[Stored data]
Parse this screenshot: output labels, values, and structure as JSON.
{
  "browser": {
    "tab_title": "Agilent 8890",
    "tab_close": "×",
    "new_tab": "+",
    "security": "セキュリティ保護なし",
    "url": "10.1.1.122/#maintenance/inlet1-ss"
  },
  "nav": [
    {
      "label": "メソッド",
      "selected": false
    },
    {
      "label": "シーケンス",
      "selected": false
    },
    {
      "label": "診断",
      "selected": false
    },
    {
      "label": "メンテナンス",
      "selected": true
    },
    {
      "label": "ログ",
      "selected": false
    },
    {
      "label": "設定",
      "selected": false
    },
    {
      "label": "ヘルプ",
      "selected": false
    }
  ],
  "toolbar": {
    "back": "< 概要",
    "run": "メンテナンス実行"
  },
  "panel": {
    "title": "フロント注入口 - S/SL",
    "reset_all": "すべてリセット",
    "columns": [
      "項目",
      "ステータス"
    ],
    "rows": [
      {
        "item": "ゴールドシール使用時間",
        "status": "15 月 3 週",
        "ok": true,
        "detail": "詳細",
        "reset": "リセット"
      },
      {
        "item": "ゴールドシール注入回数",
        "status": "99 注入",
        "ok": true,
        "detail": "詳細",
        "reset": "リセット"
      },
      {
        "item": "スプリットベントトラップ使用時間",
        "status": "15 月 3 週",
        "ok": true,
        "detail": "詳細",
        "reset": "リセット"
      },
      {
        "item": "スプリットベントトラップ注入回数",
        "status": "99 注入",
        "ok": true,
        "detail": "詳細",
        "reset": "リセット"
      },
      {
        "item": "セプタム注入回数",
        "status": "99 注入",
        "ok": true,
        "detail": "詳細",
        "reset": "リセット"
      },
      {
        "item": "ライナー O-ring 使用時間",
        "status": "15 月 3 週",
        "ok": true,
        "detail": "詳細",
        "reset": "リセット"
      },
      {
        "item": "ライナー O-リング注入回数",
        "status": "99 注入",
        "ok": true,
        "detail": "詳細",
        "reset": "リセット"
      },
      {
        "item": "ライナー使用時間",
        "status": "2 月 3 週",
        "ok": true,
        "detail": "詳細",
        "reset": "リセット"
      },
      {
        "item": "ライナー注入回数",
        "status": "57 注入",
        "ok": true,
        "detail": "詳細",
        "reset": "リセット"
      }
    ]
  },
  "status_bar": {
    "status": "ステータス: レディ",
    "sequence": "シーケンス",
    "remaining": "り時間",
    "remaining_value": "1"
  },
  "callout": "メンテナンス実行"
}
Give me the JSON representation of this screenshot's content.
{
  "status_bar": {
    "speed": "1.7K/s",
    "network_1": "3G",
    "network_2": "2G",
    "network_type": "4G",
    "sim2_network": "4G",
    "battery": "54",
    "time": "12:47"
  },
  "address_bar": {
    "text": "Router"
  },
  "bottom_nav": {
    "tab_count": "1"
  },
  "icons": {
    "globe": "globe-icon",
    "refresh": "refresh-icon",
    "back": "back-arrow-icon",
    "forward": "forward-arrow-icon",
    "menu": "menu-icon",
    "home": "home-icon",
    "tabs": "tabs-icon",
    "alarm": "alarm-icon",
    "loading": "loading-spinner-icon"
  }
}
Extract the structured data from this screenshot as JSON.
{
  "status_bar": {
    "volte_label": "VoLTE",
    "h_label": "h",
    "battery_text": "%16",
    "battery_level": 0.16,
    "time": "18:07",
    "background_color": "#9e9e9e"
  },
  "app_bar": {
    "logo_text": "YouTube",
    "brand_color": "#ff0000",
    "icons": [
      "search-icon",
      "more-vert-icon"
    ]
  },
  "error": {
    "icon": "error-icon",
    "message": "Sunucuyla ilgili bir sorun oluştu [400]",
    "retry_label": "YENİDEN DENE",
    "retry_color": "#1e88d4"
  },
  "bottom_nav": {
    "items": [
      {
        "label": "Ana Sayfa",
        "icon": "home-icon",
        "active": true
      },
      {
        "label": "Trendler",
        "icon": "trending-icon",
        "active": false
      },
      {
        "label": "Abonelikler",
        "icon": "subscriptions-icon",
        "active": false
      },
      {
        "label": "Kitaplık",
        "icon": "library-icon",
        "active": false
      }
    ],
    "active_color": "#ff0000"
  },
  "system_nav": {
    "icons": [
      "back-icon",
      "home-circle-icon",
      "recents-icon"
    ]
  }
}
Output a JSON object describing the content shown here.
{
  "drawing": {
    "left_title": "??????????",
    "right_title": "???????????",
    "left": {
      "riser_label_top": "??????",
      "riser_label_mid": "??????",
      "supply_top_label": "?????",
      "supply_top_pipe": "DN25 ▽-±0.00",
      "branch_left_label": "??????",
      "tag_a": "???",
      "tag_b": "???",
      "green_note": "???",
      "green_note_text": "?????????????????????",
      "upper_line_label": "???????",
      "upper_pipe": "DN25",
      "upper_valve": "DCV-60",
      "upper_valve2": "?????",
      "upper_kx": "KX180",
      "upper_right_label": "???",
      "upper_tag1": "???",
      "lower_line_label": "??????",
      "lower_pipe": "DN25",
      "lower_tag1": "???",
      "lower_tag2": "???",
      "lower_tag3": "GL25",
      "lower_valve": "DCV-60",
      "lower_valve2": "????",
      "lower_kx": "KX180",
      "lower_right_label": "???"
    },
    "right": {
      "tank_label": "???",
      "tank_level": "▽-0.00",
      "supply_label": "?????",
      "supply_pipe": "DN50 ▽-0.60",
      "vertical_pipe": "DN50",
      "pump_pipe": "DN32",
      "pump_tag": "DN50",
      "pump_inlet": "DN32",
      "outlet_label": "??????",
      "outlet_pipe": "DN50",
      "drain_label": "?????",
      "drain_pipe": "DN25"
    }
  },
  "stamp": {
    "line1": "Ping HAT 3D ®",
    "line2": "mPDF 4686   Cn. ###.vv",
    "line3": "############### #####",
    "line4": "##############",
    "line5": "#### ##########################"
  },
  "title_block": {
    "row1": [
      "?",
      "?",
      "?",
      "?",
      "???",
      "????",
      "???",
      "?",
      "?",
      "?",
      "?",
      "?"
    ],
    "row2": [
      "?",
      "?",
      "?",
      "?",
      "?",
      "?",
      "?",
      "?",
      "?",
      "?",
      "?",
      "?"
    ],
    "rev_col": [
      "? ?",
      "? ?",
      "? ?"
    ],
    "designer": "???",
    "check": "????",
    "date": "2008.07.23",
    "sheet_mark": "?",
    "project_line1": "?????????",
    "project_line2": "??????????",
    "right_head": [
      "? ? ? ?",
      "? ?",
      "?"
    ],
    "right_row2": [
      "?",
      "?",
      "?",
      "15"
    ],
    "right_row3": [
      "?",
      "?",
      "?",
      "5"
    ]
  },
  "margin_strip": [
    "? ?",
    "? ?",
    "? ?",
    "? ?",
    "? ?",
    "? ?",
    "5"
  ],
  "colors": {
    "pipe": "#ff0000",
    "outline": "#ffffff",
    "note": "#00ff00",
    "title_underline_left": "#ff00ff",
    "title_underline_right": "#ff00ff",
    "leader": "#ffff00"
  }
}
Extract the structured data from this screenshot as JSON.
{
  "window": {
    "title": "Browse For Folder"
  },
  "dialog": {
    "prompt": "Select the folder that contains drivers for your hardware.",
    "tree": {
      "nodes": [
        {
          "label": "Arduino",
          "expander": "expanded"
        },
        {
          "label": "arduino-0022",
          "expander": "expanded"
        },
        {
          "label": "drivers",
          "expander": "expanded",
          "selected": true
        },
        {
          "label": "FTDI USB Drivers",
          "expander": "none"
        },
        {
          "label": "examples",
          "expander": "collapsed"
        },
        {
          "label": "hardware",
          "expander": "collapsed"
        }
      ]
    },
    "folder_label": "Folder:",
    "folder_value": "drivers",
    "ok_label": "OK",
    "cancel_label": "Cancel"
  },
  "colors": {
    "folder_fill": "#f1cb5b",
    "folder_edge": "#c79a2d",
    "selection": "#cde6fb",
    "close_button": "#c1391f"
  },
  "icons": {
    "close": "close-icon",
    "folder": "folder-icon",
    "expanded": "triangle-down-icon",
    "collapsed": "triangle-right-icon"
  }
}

PROBLEM STATEMENT ->
The required output is the number of lines containing the word "triangle", and nothing besides.

SOLUTION FOR THIS TASK ->
2